◆ CHALLENGE 1
Rewrite the child poverty extract between "The Common Weal" and "families are affected.", inclusive, changing "single-parent families" to "lone-parent families".
◆ CHALLENGE 2
Write the next part of the piece on growing up in poverty, picking up after its final sentence.

── SELECTED EXTRACT

The Common Weal and Edinburgh University project ‘Piecing Together the Jigsaw’ kicks off Wednesday 21 September with a policy lab based on the question ‘how does poverty affect children and young people?’ To inform the discussion, this blog – an extract from education experts Terry Wrigley and John Smyth’s book ‘Living on the Edge’ – looks at the real experience of growing up in poverty
CHILDREN are at greater risk of experiencing poverty than the population as a whole. More than half of children living in poverty have at least one parent in employment, whilst half of all single-parent families are affected.
In many cases, children still experience absolute poverty. This can take the form of inadequate nutrition, damp housing, clothes that do not fit, or shoes with holes in them. Many also face the trauma of having to move house and school as a result of poverty. However, there are also less obvious and more widespread effects of family poverty, which have a deep impact on relationships, confidence, and aspirations.
Many of the issues affecting adults also affect children, but it is important to recognize the differences and attend to the limited research designed to hear children’s voices. Stigma can be particularly damaging to young people while they are developing identities, and children may need special skills to negotiate the hazards of more troubled neighborhoods. There has been too great a tendency to see children in poverty stereotypically, either as victims or as villains without looking at and listening to their experiences.
Tess Ridge’s (2002) study Childhood Poverty and Social Exclusion: From a Child’s Perspective provides important insights:
- children are unlikely to receive regular pocket money, which restricts their independence;
- access to affordable transport is a problem, affecting their opportunity to sustain friendships;
- not having the right clothing also affects relationships and self-esteem, and can lead to bullying;
- being unable to afford school trips affects progress as well as relationships with peers / teachers;
- children are very conscious of having to reject invitations to join friends in weekend activities.
As Ridge explains:
Friendships were seen as protective, particularly by boys, because without friends they felt especially vulnerable to bullying and exclusion. Fears of loneliness and social isolation were very real, and some children were clearly isolated. This is an area in which children struggled particularly hard to maintain an acceptable level of social involvement. Lack of financial resources to participate in shared social events with friends, restricted access to transport, the cost of transport, lack of space and an inability to be reciprocal, are all factors identified as damaging to children and young people from low-income families’ social viability. For many children, friendships made at school are valued but harder to sustain beyond the confines of school itself. (2002, p. 133)
This also affects learning. As Ridge points out, school is seen as an opportunity to meet friends, but it is also a source of bullying. Poorer children are unlikely to be able to take advantage of the opportunity schools should provide of meeting a cross-section of children and developing wider social networks (p. 133).
“Given what we know about the importance of developing self-esteem for successful learning, we need to recognize the ways in which children are “learning to be poor” by restricting their behavior and aspirations.”
Given what we know about the importance of developing self-esteem for successful learning, we need to recognize the ways in which children are “learning to be poor” by restricting their behavior and aspirations. Parents try to protect their children from the worst effects of poverty, but Ridge’s research also finds children and young people “struggling to protect their parents from seeing the social and emotional costs of childhood poverty on their lives” (p. 140). For example, they moderate their requests, deny their needs and wants, and self-exclude from school trips:
I would ask my parents to buy me things and then I realized that my parents couldn’t afford things. ’Cos I’d sit down and listen to their conversations and then I stopped asking for things and saved up for them. And that’s been ever since I was about D’s age, since I was about eight, because I was a quick learner. (Neil, 17 years, two-parent family) (p. 69)

────
── STORED DATA

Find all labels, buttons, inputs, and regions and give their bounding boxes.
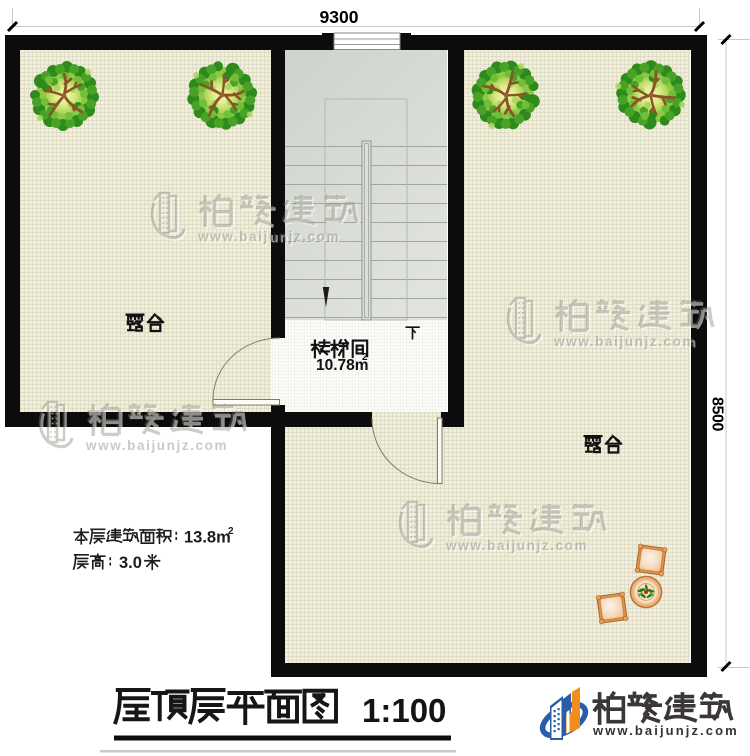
- svg-text:www.baijunjz.com: www.baijunjz.com: [445, 538, 588, 553]
- svg-text:13.8m: 13.8m: [184, 529, 231, 547]
- svg-text:8500: 8500: [709, 397, 726, 431]
- svg-text:10.78m: 10.78m: [316, 357, 369, 374]
- svg-text:9300: 9300: [320, 7, 359, 27]
- svg-text:1:100: 1:100: [362, 692, 446, 729]
- svg-text:www.baijunjz.com: www.baijunjz.com: [553, 334, 696, 349]
- svg-text:www.baijunjz.com: www.baijunjz.com: [592, 723, 739, 738]
- svg-text:www.baijunjz.com: www.baijunjz.com: [197, 229, 340, 244]
- svg-text:3.0: 3.0: [119, 554, 142, 572]
- svg-text:2: 2: [228, 526, 234, 537]
- svg-text:2: 2: [362, 352, 368, 363]
- svg-text:www.baijunjz.com: www.baijunjz.com: [85, 438, 228, 453]
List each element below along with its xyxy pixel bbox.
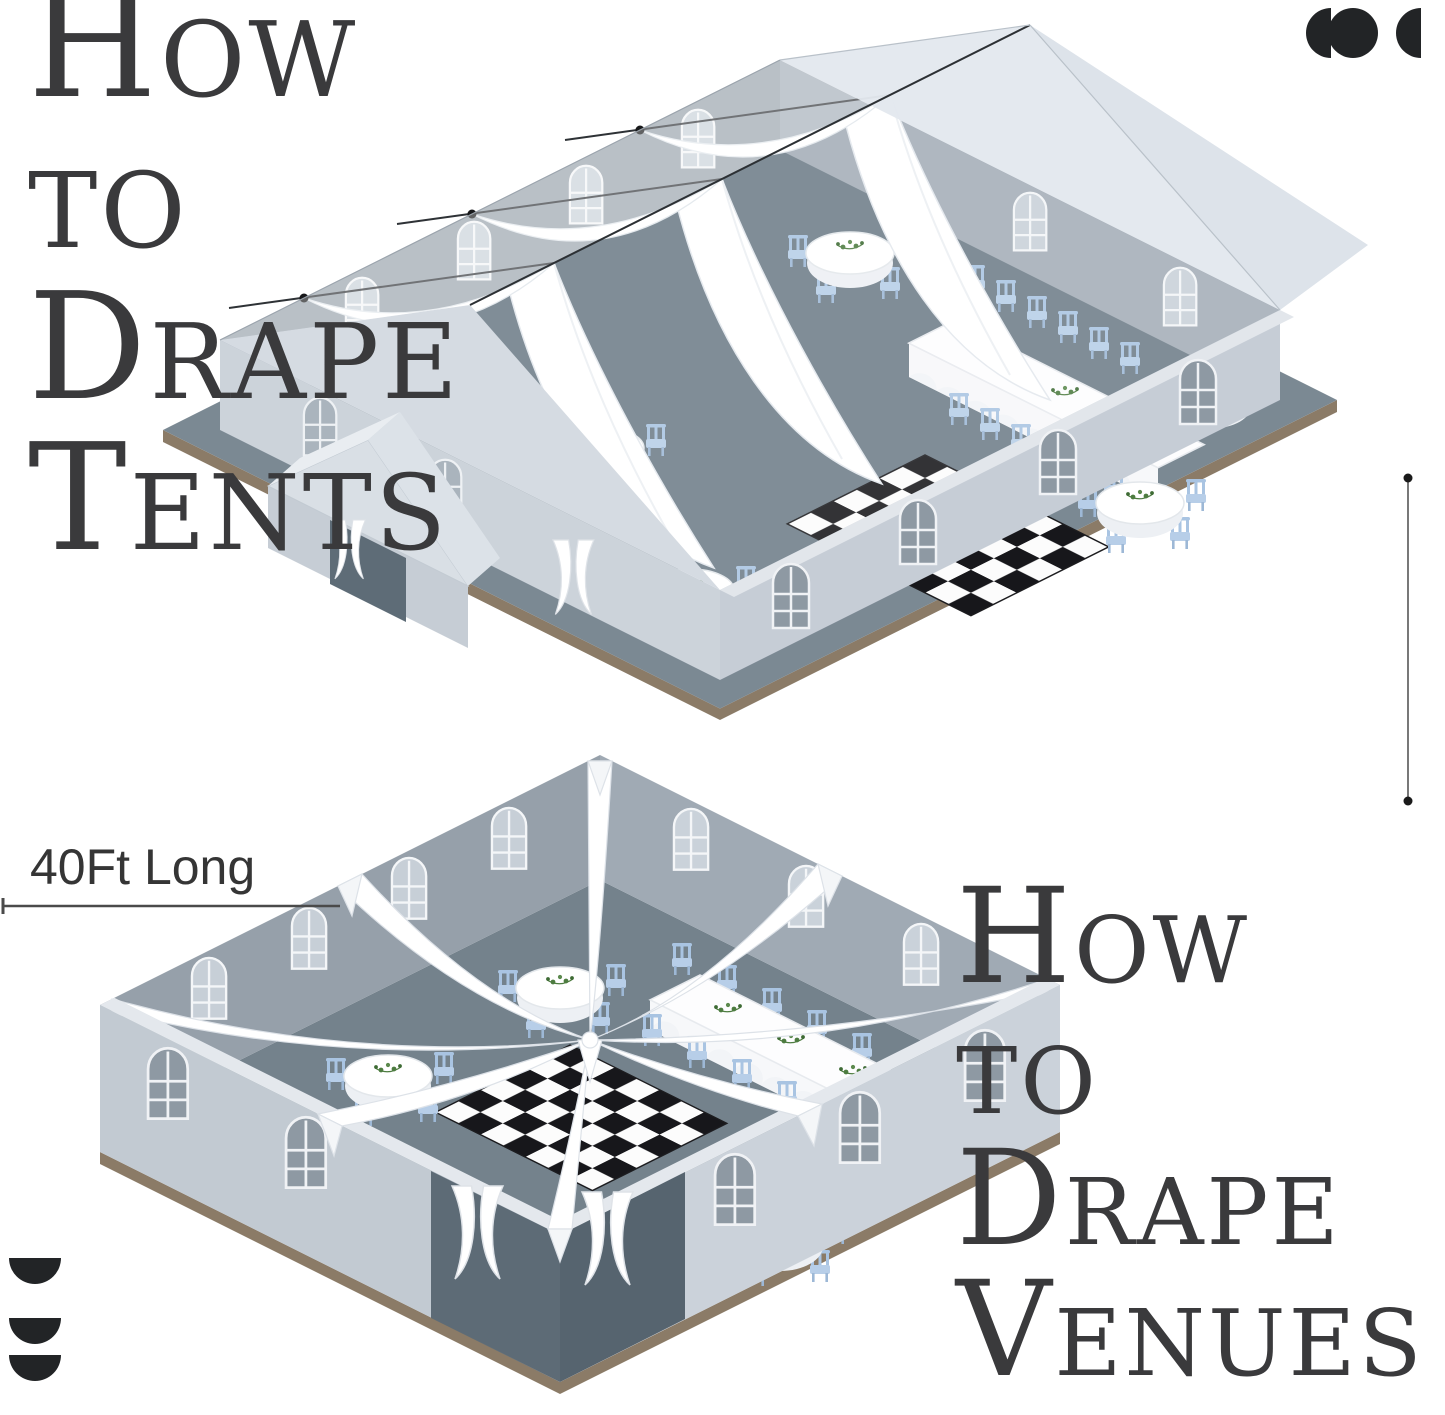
title-line: to xyxy=(28,121,461,272)
title-line: How xyxy=(28,0,461,121)
title-line: Venues xyxy=(956,1265,1425,1396)
title-drape-venues: How to Drape Venues xyxy=(956,872,1425,1396)
height-measure-line xyxy=(1404,474,1413,806)
title-line: Drape xyxy=(956,1134,1425,1265)
title-drape-tents: How to Drape Tents xyxy=(28,0,461,574)
title-line: to xyxy=(956,1003,1425,1134)
title-line: How xyxy=(956,872,1425,1003)
page-canvas: How to Drape Tents How to Drape Venues 4… xyxy=(0,0,1445,1415)
logo-semicircle-circle-semicircle-icon xyxy=(1287,4,1437,70)
logo-three-stacked-semicircles-icon xyxy=(4,1250,84,1410)
title-line: Tents xyxy=(28,423,461,574)
drape-length-label: 40Ft Long xyxy=(30,838,255,896)
title-line: Drape xyxy=(28,272,461,423)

────

◆ WRITTEN REPLY 1
The Common Weal and Edinburgh University project ‘Piecing Together the Jigsaw’ kicks off Wednesday 21 September with a policy lab based on the question ‘how does poverty affect children and young people?’ To inform the discussion, this blog – an extract from education experts Terry Wrigley and John Smyth’s book ‘Living on the Edge’ – looks at the real experience of growing up in poverty
CHILDREN are at greater risk of experiencing poverty than the population as a whole. More than half of children living in poverty have at least one parent in employment, whilst half of all lone-parent families are affected.

◆ WRITTEN REPLY 2
At that time when we didn’t have no money, yeah, because it was real hard to just do anything ’cos all our mates would be doing everything and we’d think—“oh I want to do that.” We’d try and ask mum, but then we’d think so, because what if she says, “well look I’ve only got a bit of money,” then we’d feel guilty for asking, so we didn’t ask her. (Ridge, 2006, p. 26)
Thus, social exclusion has a particular meaning for children. Neoliberal government policies are framed in terms of the longer-term economic impact of child poverty—children as future human capital—but show little concern for how “children experience the realities of poverty and social exclusion in the immediacy of childhood” (Ridge 2002, p. 144).
“It appears that government policy connects to economic realities one-sidedly in terms of future contributions as an employee, but not in terms of the impact of consumerism and its impact on children’s lives.”
It appears that government policy connects to economic realities one-sidedly in terms of future contributions as an employee, but not in terms of the impact of consumerism and its impact on children’s lives. Ridge’s (2002) fourth chapter is full of eloquent testimonies by children:
If they, like, have clothes that they had for quite a while and they’ve out of it, and be, like, sort of too short for them and all, then people call them tramps and smelly and all that. (Cally, 14 years, two-parent family)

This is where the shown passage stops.